Aim of the task -
Produce the listing below again, exactly as shown.

======== The input

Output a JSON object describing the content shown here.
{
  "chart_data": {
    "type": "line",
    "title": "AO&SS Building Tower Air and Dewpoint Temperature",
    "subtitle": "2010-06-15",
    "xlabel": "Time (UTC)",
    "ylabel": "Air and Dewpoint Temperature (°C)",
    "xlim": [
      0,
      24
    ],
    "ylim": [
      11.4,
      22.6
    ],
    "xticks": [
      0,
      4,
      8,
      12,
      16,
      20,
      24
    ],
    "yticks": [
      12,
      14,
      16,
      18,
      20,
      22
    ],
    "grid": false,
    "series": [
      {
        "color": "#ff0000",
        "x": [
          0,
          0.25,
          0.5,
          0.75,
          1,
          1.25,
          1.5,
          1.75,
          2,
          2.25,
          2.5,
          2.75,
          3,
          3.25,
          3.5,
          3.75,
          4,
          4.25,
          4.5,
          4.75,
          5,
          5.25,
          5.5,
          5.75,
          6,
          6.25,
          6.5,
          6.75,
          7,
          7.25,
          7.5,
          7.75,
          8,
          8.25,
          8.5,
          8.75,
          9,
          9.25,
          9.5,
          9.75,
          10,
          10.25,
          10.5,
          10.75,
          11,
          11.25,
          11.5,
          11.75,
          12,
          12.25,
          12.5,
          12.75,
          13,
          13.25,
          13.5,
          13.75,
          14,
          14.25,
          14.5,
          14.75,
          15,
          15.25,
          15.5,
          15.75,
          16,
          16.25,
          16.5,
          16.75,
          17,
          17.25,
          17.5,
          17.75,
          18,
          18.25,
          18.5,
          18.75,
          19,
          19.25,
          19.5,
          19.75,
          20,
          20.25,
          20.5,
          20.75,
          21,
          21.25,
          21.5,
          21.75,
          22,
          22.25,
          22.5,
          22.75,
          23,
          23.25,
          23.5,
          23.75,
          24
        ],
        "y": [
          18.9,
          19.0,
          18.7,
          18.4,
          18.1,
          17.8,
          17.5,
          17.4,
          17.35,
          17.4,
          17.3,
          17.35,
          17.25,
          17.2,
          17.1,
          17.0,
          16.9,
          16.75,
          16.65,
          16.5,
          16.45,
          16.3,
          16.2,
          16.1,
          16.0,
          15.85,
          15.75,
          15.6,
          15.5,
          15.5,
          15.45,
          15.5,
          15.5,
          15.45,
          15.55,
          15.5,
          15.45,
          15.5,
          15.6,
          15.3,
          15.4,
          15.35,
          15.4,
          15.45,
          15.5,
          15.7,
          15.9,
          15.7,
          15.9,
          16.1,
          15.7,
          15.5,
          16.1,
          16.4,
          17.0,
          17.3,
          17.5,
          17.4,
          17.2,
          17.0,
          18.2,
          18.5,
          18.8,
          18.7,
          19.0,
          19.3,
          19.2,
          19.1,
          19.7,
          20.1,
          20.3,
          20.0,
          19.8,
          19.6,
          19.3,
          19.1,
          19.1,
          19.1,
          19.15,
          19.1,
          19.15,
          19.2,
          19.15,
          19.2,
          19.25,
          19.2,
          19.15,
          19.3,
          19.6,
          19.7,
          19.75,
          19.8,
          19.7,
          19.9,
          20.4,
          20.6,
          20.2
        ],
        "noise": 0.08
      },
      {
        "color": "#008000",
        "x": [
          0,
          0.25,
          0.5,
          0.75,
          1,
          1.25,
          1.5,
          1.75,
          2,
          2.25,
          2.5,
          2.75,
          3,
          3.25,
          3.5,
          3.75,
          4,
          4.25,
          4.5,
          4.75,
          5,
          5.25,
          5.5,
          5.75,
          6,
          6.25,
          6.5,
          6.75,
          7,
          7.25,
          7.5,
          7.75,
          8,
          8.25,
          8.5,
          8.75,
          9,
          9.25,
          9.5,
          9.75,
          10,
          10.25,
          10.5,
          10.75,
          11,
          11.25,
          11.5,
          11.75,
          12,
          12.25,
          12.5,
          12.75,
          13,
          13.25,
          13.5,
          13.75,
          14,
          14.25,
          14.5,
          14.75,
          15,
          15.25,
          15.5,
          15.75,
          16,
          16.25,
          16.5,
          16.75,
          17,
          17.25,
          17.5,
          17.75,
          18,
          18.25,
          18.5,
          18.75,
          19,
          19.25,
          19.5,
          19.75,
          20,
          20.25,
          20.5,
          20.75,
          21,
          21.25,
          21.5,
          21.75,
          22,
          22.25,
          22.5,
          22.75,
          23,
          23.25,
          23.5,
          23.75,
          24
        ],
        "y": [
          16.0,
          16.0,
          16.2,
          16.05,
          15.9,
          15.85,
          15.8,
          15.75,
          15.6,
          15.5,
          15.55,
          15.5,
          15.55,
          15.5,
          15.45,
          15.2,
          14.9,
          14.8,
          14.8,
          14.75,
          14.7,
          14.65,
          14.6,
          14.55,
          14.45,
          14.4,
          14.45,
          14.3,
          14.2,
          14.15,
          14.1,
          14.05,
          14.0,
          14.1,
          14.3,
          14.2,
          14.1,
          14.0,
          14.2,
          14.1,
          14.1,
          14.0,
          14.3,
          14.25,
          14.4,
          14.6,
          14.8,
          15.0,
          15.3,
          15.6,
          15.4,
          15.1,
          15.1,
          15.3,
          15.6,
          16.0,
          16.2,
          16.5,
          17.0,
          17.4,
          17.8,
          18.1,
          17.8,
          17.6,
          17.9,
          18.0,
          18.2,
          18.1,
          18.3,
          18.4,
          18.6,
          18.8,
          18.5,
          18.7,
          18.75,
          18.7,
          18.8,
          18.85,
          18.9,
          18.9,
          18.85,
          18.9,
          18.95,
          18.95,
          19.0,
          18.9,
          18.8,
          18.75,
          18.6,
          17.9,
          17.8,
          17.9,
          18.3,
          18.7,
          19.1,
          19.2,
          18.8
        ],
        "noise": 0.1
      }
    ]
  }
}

================

Solved problem -
Output a JSON object describing the content shown here.
{
  "chart_data": {
    "type": "line",
    "title": "AO&SS Building Tower Air and Dewpoint Temperature",
    "subtitle": "2010-06-15",
    "xlabel": "Time (UTC)",
    "ylabel": "Air and Dewpoint Temperature (°C)",
    "xlim": [
      0,
      24
    ],
    "ylim": [
      11.4,
      22.6
    ],
    "xticks": [
      0,
      4,
      8,
      12,
      16,
      20,
      24
    ],
    "yticks": [
      12,
      14,
      16,
      18,
      20,
      22
    ],
    "grid": false,
    "series": [
      {
        "color": "#ff0000",
        "x": [
          0,
          0.25,
          0.5,
          0.75,
          1,
          1.25,
          1.5,
          1.75,
          2,
          2.25,
          2.5,
          2.75,
          3,
          3.25,
          3.5,
          3.75,
          4,
          4.25,
          4.5,
          4.75,
          5,
          5.25,
          5.5,
          5.75,
          6,
          6.25,
          6.5,
          6.75,
          7,
          7.25,
          7.5,
          7.75,
          8,
          8.25,
          8.5,
          8.75,
          9,
          9.25,
          9.5,
          9.75,
          10,
          10.25,
          10.5,
          10.75,
          11,
          11.25,
          11.5,
          11.75,
          12,
          12.25,
          12.5,
          12.75,
          13,
          13.25,
          13.5,
          13.75,
          14,
          14.25,
          14.5,
          14.75,
          15,
          15.25,
          15.5,
          15.75,
          16,
          16.25,
          16.5,
          16.75,
          17,
          17.25,
          17.5,
          17.75,
          18,
          18.25,
          18.5,
          18.75,
          19,
          19.25,
          19.5,
          19.75,
          20,
          20.25,
          20.5,
          20.75,
          21,
          21.25,
          21.5,
          21.75,
          22,
          22.25,
          22.5,
          22.75,
          23,
          23.25,
          23.5,
          23.75,
          24
        ],
        "y": [
          18.9,
          19.0,
          18.7,
          18.4,
          18.1,
          17.8,
          17.5,
          17.4,
          17.35,
          17.4,
          17.3,
          17.35,
          17.25,
          17.2,
          17.1,
          17.0,
          16.9,
          16.75,
          16.65,
          16.5,
          16.45,
          16.3,
          16.2,
          16.1,
          16.0,
          15.85,
          15.75,
          15.6,
          15.5,
          15.5,
          15.45,
          15.5,
          15.5,
          15.45,
          15.55,
          15.5,
          15.45,
          15.5,
          15.6,
          15.3,
          15.4,
          15.35,
          15.4,
          15.45,
          15.5,
          15.7,
          15.9,
          15.7,
          15.9,
          16.1,
          15.7,
          15.5,
          16.1,
          16.4,
          17.0,
          17.3,
          17.5,
          17.4,
          17.2,
          17.0,
          18.2,
          18.5,
          18.8,
          18.7,
          19.0,
          19.3,
          19.2,
          19.1,
          19.7,
          20.1,
          20.3,
          20.0,
          19.8,
          19.6,
          19.3,
          19.1,
          19.1,
          19.1,
          19.15,
          19.1,
          19.15,
          19.2,
          19.15,
          19.2,
          19.25,
          19.2,
          19.15,
          19.3,
          19.6,
          19.7,
          19.75,
          19.8,
          19.7,
          19.9,
          20.4,
          20.6,
          20.2
        ],
        "noise": 0.08
      },
      {
        "color": "#008000",
        "x": [
          0,
          0.25,
          0.5,
          0.75,
          1,
          1.25,
          1.5,
          1.75,
          2,
          2.25,
          2.5,
          2.75,
          3,
          3.25,
          3.5,
          3.75,
          4,
          4.25,
          4.5,
          4.75,
          5,
          5.25,
          5.5,
          5.75,
          6,
          6.25,
          6.5,
          6.75,
          7,
          7.25,
          7.5,
          7.75,
          8,
          8.25,
          8.5,
          8.75,
          9,
          9.25,
          9.5,
          9.75,
          10,
          10.25,
          10.5,
          10.75,
          11,
          11.25,
          11.5,
          11.75,
          12,
          12.25,
          12.5,
          12.75,
          13,
          13.25,
          13.5,
          13.75,
          14,
          14.25,
          14.5,
          14.75,
          15,
          15.25,
          15.5,
          15.75,
          16,
          16.25,
          16.5,
          16.75,
          17,
          17.25,
          17.5,
          17.75,
          18,
          18.25,
          18.5,
          18.75,
          19,
          19.25,
          19.5,
          19.75,
          20,
          20.25,
          20.5,
          20.75,
          21,
          21.25,
          21.5,
          21.75,
          22,
          22.25,
          22.5,
          22.75,
          23,
          23.25,
          23.5,
          23.75,
          24
        ],
        "y": [
          16.0,
          16.0,
          16.2,
          16.05,
          15.9,
          15.85,
          15.8,
          15.75,
          15.6,
          15.5,
          15.55,
          15.5,
          15.55,
          15.5,
          15.45,
          15.2,
          14.9,
          14.8,
          14.8,
          14.75,
          14.7,
          14.65,
          14.6,
          14.55,
          14.45,
          14.4,
          14.45,
          14.3,
          14.2,
          14.15,
          14.1,
          14.05,
          14.0,
          14.1,
          14.3,
          14.2,
          14.1,
          14.0,
          14.2,
          14.1,
          14.1,
          14.0,
          14.3,
          14.25,
          14.4,
          14.6,
          14.8,
          15.0,
          15.3,
          15.6,
          15.4,
          15.1,
          15.1,
          15.3,
          15.6,
          16.0,
          16.2,
          16.5,
          17.0,
          17.4,
          17.8,
          18.1,
          17.8,
          17.6,
          17.9,
          18.0,
          18.2,
          18.1,
          18.3,
          18.4,
          18.6,
          18.8,
          18.5,
          18.7,
          18.75,
          18.7,
          18.8,
          18.85,
          18.9,
          18.9,
          18.85,
          18.9,
          18.95,
          18.95,
          19.0,
          18.9,
          18.8,
          18.75,
          18.6,
          17.9,
          17.8,
          17.9,
          18.3,
          18.7,
          19.1,
          19.2,
          18.8
        ],
        "noise": 0.1
      }
    ]
  }
}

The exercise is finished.